**Short task**
List all lines of the data containing the word "CHOOSE".

[Extracted data entries]
-*-

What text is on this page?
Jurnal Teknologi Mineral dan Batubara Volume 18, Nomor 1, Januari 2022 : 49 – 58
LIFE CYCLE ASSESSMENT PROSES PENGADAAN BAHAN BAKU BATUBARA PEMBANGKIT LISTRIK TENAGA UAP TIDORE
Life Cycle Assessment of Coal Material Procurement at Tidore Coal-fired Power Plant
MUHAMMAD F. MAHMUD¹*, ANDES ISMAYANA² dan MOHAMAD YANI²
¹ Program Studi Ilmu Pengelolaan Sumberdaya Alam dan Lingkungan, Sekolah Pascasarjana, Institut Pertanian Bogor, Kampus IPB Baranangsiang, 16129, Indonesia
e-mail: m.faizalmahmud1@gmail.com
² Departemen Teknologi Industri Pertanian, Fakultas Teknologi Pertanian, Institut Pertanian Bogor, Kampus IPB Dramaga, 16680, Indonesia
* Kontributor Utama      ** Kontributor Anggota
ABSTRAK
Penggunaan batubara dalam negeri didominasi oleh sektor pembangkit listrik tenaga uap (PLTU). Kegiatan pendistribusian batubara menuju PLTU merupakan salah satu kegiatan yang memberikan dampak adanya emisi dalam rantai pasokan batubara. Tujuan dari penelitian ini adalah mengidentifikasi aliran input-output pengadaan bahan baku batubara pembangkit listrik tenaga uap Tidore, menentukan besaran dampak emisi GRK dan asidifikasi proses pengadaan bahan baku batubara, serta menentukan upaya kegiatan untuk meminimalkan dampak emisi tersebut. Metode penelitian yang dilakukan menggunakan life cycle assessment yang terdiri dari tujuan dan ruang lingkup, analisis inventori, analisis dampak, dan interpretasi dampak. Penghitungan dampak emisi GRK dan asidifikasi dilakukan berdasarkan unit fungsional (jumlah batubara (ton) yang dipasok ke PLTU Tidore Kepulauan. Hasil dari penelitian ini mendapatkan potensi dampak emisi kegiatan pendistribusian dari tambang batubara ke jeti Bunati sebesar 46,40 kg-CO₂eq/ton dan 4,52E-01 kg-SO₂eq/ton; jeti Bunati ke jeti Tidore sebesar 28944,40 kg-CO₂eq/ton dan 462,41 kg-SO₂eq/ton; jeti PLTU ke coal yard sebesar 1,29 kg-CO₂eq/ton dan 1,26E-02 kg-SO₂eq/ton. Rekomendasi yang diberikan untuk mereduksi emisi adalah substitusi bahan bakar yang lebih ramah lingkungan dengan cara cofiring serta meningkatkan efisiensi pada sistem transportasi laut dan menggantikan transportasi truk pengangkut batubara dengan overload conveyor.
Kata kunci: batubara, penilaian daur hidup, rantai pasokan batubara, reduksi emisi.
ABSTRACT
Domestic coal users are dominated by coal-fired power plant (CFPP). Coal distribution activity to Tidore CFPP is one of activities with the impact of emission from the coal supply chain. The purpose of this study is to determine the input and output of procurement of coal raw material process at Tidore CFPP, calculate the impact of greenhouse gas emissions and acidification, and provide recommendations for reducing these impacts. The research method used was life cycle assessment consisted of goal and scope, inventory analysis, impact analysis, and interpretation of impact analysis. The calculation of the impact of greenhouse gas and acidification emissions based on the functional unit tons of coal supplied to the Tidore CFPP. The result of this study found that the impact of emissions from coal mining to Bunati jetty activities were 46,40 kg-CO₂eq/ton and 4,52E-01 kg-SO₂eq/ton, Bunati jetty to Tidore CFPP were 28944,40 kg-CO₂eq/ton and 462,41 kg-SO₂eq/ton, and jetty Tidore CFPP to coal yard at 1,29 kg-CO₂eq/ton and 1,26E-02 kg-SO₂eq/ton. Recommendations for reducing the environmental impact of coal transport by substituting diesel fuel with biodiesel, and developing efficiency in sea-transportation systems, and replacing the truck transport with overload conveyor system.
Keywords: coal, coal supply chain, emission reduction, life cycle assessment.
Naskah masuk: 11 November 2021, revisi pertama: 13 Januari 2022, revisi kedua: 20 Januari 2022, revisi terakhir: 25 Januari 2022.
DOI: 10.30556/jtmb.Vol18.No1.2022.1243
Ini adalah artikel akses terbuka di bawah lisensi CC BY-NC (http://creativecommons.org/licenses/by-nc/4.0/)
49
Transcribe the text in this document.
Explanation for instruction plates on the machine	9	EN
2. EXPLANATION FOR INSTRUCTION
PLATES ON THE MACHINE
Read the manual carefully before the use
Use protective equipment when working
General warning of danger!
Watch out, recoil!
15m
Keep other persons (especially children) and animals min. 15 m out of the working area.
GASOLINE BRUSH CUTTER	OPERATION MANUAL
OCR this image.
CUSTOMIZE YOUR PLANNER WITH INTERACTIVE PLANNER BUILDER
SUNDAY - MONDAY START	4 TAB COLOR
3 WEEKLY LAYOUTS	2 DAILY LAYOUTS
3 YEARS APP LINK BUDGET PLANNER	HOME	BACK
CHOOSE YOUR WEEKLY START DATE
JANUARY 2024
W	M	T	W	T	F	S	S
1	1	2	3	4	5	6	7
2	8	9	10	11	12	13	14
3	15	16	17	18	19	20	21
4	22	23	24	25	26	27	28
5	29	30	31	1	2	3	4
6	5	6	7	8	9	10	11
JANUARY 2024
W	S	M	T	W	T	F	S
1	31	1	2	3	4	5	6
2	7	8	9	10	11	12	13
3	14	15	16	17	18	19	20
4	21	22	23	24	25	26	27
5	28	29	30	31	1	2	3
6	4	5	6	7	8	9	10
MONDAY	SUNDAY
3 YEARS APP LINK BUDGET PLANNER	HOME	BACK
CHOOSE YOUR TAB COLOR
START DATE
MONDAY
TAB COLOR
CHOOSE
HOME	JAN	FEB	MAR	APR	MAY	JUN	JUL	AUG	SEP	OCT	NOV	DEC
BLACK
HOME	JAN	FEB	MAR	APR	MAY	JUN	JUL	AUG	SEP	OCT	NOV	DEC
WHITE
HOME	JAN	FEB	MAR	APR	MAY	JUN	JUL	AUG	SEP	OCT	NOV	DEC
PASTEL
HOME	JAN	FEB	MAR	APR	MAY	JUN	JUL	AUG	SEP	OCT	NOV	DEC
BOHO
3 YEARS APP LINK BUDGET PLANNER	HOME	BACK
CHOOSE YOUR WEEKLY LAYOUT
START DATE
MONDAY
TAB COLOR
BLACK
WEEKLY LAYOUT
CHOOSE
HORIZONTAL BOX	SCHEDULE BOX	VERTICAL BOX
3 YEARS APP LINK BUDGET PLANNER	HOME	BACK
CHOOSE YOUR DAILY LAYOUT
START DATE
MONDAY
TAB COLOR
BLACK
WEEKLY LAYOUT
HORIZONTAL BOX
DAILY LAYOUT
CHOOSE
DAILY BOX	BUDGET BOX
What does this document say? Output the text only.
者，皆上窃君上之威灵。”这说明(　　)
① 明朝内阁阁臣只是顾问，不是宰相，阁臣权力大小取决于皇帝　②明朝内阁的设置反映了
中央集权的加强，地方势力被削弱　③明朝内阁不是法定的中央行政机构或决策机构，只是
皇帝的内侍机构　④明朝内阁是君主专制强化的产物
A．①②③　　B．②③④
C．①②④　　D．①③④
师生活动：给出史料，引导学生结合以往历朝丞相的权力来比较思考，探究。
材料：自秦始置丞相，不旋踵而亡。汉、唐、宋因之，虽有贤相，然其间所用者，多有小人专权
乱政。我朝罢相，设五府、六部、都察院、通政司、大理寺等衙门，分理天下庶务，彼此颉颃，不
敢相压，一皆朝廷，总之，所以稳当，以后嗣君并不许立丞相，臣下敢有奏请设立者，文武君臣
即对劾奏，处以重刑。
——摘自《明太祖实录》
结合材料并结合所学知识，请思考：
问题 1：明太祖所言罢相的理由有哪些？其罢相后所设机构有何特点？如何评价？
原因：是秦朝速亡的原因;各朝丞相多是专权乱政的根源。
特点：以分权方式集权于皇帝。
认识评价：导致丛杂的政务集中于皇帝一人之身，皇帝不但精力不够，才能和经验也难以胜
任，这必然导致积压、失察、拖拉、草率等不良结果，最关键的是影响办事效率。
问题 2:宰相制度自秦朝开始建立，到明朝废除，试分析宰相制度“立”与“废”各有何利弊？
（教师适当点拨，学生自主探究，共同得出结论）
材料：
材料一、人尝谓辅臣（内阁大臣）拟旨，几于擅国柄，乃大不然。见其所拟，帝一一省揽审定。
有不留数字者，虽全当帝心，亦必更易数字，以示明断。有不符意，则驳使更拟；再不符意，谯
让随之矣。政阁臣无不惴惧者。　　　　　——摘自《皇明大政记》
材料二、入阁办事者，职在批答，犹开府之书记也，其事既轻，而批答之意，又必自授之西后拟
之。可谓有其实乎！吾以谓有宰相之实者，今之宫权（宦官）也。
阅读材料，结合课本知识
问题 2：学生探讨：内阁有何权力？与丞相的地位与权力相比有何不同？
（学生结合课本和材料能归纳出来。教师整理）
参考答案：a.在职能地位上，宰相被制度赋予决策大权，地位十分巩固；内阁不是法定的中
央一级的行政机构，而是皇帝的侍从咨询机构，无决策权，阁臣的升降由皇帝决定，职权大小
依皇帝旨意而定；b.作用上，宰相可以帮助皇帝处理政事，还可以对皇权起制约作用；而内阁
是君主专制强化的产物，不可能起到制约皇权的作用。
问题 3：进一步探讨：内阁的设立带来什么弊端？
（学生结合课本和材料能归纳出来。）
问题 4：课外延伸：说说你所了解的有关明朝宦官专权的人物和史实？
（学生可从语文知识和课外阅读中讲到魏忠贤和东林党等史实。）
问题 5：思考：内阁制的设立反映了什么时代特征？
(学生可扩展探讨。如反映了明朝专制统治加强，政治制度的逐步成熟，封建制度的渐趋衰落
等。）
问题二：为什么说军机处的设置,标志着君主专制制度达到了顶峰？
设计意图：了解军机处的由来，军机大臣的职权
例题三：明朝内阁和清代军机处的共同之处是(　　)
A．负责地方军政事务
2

-*-

**Answer in full**
CHOOSE YOUR WEEKLY START DATE
CHOOSE YOUR TAB COLOR
CHOOSE
CHOOSE YOUR WEEKLY LAYOUT
CHOOSE
CHOOSE YOUR DAILY LAYOUT
CHOOSE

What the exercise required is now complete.